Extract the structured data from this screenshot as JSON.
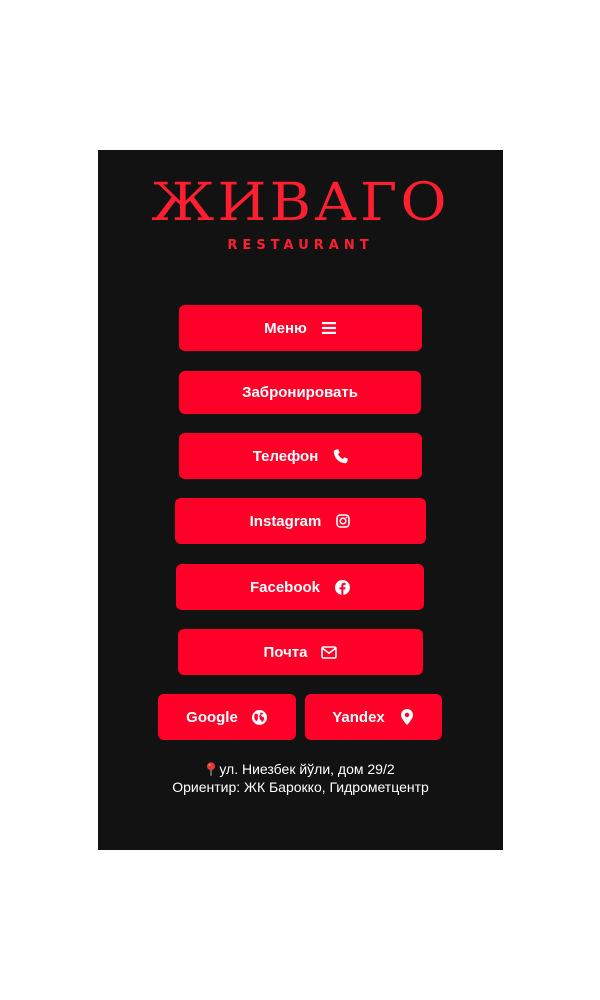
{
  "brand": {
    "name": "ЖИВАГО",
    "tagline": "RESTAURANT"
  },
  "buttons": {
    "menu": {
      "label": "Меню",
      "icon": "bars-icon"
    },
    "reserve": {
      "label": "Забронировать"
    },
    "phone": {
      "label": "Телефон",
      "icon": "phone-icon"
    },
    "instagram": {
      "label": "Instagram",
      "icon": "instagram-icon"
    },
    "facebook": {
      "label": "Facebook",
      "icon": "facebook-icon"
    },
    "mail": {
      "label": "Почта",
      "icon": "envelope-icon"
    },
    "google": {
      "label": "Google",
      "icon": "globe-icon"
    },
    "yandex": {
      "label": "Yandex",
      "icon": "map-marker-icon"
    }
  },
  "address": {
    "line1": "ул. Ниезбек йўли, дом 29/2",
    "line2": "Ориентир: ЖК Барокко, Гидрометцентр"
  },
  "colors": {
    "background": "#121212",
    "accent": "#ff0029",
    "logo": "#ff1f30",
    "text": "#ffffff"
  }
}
+ + + +
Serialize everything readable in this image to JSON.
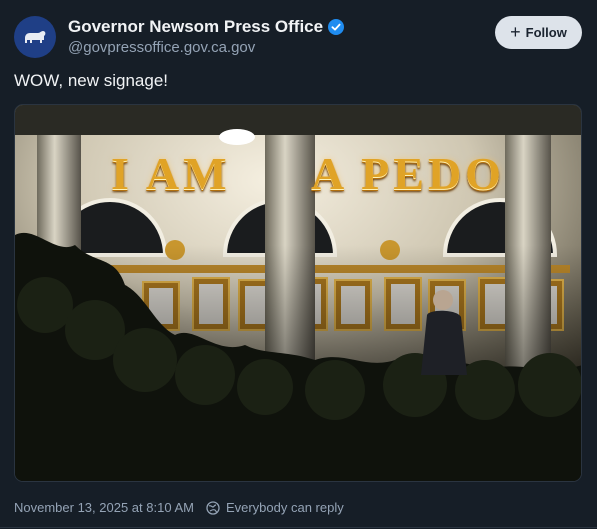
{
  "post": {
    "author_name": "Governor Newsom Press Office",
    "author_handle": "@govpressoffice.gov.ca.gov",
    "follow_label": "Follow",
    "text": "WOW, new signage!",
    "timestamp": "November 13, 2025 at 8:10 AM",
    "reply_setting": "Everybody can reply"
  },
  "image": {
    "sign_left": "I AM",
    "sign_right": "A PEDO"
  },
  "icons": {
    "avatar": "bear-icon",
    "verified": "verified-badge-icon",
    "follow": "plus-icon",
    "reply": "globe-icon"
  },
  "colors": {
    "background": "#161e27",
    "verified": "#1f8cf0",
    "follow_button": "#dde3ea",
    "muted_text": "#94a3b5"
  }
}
+ + + +
Locate all lines in the listing above with the word "image". Copy them.

■ Correct result ■
Serialize everything readable in this image to JSON.
  "image": {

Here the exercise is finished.